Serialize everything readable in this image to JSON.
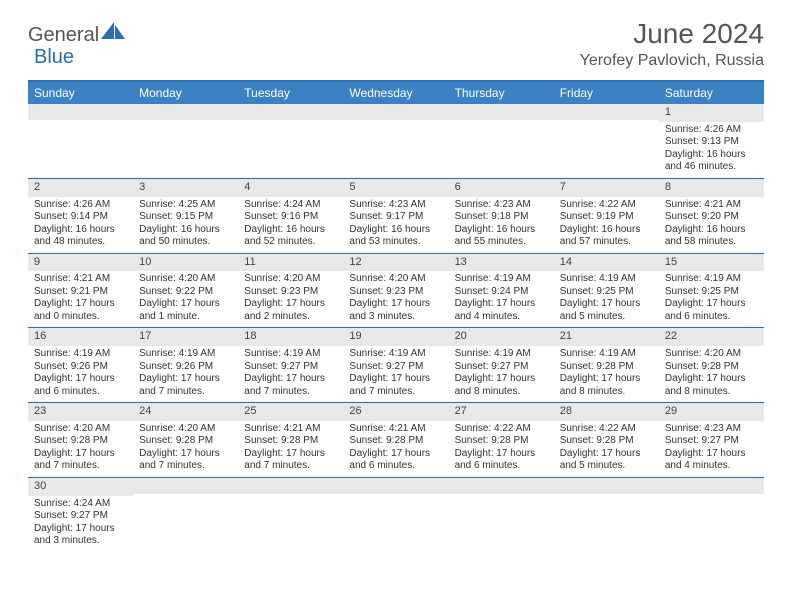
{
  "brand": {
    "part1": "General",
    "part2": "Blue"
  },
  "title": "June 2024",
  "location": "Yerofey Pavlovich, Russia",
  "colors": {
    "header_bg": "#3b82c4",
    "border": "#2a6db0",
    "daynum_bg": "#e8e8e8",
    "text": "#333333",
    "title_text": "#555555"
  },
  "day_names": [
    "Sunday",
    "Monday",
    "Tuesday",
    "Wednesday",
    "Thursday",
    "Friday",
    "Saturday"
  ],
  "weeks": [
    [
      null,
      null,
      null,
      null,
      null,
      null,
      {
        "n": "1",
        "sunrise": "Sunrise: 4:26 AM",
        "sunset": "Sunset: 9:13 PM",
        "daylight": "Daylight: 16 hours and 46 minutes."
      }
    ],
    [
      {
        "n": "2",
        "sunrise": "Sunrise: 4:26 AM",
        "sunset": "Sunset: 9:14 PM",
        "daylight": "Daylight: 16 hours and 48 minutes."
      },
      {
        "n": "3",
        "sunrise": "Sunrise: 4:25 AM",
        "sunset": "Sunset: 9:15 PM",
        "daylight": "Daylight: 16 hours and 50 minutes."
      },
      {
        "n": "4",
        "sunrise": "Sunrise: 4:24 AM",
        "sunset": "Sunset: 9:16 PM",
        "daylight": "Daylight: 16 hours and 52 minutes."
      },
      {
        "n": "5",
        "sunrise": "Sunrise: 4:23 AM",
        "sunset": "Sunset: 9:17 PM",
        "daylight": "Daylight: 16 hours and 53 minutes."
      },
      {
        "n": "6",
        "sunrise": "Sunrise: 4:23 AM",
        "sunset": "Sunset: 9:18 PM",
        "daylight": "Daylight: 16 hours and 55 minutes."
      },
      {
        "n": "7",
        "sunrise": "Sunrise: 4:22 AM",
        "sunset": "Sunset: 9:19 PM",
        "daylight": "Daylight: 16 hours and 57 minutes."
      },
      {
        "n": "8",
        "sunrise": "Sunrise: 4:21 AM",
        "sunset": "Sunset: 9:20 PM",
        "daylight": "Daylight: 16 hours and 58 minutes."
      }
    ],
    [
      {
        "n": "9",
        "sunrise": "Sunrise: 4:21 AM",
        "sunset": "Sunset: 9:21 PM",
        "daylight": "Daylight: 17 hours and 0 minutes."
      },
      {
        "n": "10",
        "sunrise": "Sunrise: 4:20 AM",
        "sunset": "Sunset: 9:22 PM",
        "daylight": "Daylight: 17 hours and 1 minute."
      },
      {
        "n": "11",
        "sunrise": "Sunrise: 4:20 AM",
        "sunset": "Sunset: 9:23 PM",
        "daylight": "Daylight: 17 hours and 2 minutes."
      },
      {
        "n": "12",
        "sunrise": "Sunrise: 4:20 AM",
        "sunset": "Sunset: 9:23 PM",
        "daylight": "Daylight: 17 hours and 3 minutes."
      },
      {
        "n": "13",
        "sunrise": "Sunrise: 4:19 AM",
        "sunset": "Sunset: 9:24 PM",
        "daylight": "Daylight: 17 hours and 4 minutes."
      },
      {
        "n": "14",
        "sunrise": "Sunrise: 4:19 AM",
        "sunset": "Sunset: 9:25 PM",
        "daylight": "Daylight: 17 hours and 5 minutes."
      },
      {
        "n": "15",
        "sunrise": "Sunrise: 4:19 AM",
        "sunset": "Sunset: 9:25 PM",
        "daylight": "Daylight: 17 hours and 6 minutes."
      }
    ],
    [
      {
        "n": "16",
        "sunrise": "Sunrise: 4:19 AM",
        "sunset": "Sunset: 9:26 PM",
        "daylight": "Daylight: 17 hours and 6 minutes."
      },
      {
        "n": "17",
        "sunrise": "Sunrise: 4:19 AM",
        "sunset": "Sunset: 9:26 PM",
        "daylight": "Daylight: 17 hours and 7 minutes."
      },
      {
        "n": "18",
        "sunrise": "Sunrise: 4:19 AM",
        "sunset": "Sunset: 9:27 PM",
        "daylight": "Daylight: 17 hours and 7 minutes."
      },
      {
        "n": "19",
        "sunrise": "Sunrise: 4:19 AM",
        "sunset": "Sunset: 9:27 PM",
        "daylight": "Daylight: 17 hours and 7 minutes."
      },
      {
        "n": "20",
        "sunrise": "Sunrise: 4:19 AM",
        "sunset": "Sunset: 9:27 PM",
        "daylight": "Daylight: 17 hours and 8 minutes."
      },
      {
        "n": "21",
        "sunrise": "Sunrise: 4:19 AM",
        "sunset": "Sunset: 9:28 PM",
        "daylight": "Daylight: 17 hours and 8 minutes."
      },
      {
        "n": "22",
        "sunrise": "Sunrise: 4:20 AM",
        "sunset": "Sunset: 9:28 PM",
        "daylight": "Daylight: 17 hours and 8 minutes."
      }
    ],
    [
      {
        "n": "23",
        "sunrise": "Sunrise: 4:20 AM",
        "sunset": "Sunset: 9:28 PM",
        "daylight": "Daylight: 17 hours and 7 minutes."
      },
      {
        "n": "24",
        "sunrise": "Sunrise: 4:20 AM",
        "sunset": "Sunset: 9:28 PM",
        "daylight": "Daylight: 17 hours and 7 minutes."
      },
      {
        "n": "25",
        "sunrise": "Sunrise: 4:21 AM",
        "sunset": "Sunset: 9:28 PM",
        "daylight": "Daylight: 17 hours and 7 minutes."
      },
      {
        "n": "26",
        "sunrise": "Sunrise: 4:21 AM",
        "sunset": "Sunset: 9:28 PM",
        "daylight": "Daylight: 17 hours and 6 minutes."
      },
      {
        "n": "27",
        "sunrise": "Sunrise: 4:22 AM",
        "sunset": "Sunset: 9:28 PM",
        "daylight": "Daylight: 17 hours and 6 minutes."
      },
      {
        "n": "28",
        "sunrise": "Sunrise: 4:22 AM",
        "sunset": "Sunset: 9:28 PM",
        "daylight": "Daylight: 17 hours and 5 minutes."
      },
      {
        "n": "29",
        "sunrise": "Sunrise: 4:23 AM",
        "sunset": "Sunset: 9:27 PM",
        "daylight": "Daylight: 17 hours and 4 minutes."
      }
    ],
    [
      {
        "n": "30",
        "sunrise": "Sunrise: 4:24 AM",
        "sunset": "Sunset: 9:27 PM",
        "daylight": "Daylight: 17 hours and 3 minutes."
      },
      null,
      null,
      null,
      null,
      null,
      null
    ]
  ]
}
------------------------------------
Return the listing above unchanged, apart from dropping its pictures.

Serialize everything readable in this image to JSON.
{
  "brand": {
    "part1": "General",
    "part2": "Blue"
  },
  "title": "June 2024",
  "location": "Yerofey Pavlovich, Russia",
  "colors": {
    "header_bg": "#3b82c4",
    "border": "#2a6db0",
    "daynum_bg": "#e8e8e8",
    "text": "#333333",
    "title_text": "#555555"
  },
  "day_names": [
    "Sunday",
    "Monday",
    "Tuesday",
    "Wednesday",
    "Thursday",
    "Friday",
    "Saturday"
  ],
  "weeks": [
    [
      null,
      null,
      null,
      null,
      null,
      null,
      {
        "n": "1",
        "sunrise": "Sunrise: 4:26 AM",
        "sunset": "Sunset: 9:13 PM",
        "daylight": "Daylight: 16 hours and 46 minutes."
      }
    ],
    [
      {
        "n": "2",
        "sunrise": "Sunrise: 4:26 AM",
        "sunset": "Sunset: 9:14 PM",
        "daylight": "Daylight: 16 hours and 48 minutes."
      },
      {
        "n": "3",
        "sunrise": "Sunrise: 4:25 AM",
        "sunset": "Sunset: 9:15 PM",
        "daylight": "Daylight: 16 hours and 50 minutes."
      },
      {
        "n": "4",
        "sunrise": "Sunrise: 4:24 AM",
        "sunset": "Sunset: 9:16 PM",
        "daylight": "Daylight: 16 hours and 52 minutes."
      },
      {
        "n": "5",
        "sunrise": "Sunrise: 4:23 AM",
        "sunset": "Sunset: 9:17 PM",
        "daylight": "Daylight: 16 hours and 53 minutes."
      },
      {
        "n": "6",
        "sunrise": "Sunrise: 4:23 AM",
        "sunset": "Sunset: 9:18 PM",
        "daylight": "Daylight: 16 hours and 55 minutes."
      },
      {
        "n": "7",
        "sunrise": "Sunrise: 4:22 AM",
        "sunset": "Sunset: 9:19 PM",
        "daylight": "Daylight: 16 hours and 57 minutes."
      },
      {
        "n": "8",
        "sunrise": "Sunrise: 4:21 AM",
        "sunset": "Sunset: 9:20 PM",
        "daylight": "Daylight: 16 hours and 58 minutes."
      }
    ],
    [
      {
        "n": "9",
        "sunrise": "Sunrise: 4:21 AM",
        "sunset": "Sunset: 9:21 PM",
        "daylight": "Daylight: 17 hours and 0 minutes."
      },
      {
        "n": "10",
        "sunrise": "Sunrise: 4:20 AM",
        "sunset": "Sunset: 9:22 PM",
        "daylight": "Daylight: 17 hours and 1 minute."
      },
      {
        "n": "11",
        "sunrise": "Sunrise: 4:20 AM",
        "sunset": "Sunset: 9:23 PM",
        "daylight": "Daylight: 17 hours and 2 minutes."
      },
      {
        "n": "12",
        "sunrise": "Sunrise: 4:20 AM",
        "sunset": "Sunset: 9:23 PM",
        "daylight": "Daylight: 17 hours and 3 minutes."
      },
      {
        "n": "13",
        "sunrise": "Sunrise: 4:19 AM",
        "sunset": "Sunset: 9:24 PM",
        "daylight": "Daylight: 17 hours and 4 minutes."
      },
      {
        "n": "14",
        "sunrise": "Sunrise: 4:19 AM",
        "sunset": "Sunset: 9:25 PM",
        "daylight": "Daylight: 17 hours and 5 minutes."
      },
      {
        "n": "15",
        "sunrise": "Sunrise: 4:19 AM",
        "sunset": "Sunset: 9:25 PM",
        "daylight": "Daylight: 17 hours and 6 minutes."
      }
    ],
    [
      {
        "n": "16",
        "sunrise": "Sunrise: 4:19 AM",
        "sunset": "Sunset: 9:26 PM",
        "daylight": "Daylight: 17 hours and 6 minutes."
      },
      {
        "n": "17",
        "sunrise": "Sunrise: 4:19 AM",
        "sunset": "Sunset: 9:26 PM",
        "daylight": "Daylight: 17 hours and 7 minutes."
      },
      {
        "n": "18",
        "sunrise": "Sunrise: 4:19 AM",
        "sunset": "Sunset: 9:27 PM",
        "daylight": "Daylight: 17 hours and 7 minutes."
      },
      {
        "n": "19",
        "sunrise": "Sunrise: 4:19 AM",
        "sunset": "Sunset: 9:27 PM",
        "daylight": "Daylight: 17 hours and 7 minutes."
      },
      {
        "n": "20",
        "sunrise": "Sunrise: 4:19 AM",
        "sunset": "Sunset: 9:27 PM",
        "daylight": "Daylight: 17 hours and 8 minutes."
      },
      {
        "n": "21",
        "sunrise": "Sunrise: 4:19 AM",
        "sunset": "Sunset: 9:28 PM",
        "daylight": "Daylight: 17 hours and 8 minutes."
      },
      {
        "n": "22",
        "sunrise": "Sunrise: 4:20 AM",
        "sunset": "Sunset: 9:28 PM",
        "daylight": "Daylight: 17 hours and 8 minutes."
      }
    ],
    [
      {
        "n": "23",
        "sunrise": "Sunrise: 4:20 AM",
        "sunset": "Sunset: 9:28 PM",
        "daylight": "Daylight: 17 hours and 7 minutes."
      },
      {
        "n": "24",
        "sunrise": "Sunrise: 4:20 AM",
        "sunset": "Sunset: 9:28 PM",
        "daylight": "Daylight: 17 hours and 7 minutes."
      },
      {
        "n": "25",
        "sunrise": "Sunrise: 4:21 AM",
        "sunset": "Sunset: 9:28 PM",
        "daylight": "Daylight: 17 hours and 7 minutes."
      },
      {
        "n": "26",
        "sunrise": "Sunrise: 4:21 AM",
        "sunset": "Sunset: 9:28 PM",
        "daylight": "Daylight: 17 hours and 6 minutes."
      },
      {
        "n": "27",
        "sunrise": "Sunrise: 4:22 AM",
        "sunset": "Sunset: 9:28 PM",
        "daylight": "Daylight: 17 hours and 6 minutes."
      },
      {
        "n": "28",
        "sunrise": "Sunrise: 4:22 AM",
        "sunset": "Sunset: 9:28 PM",
        "daylight": "Daylight: 17 hours and 5 minutes."
      },
      {
        "n": "29",
        "sunrise": "Sunrise: 4:23 AM",
        "sunset": "Sunset: 9:27 PM",
        "daylight": "Daylight: 17 hours and 4 minutes."
      }
    ],
    [
      {
        "n": "30",
        "sunrise": "Sunrise: 4:24 AM",
        "sunset": "Sunset: 9:27 PM",
        "daylight": "Daylight: 17 hours and 3 minutes."
      },
      null,
      null,
      null,
      null,
      null,
      null
    ]
  ]
}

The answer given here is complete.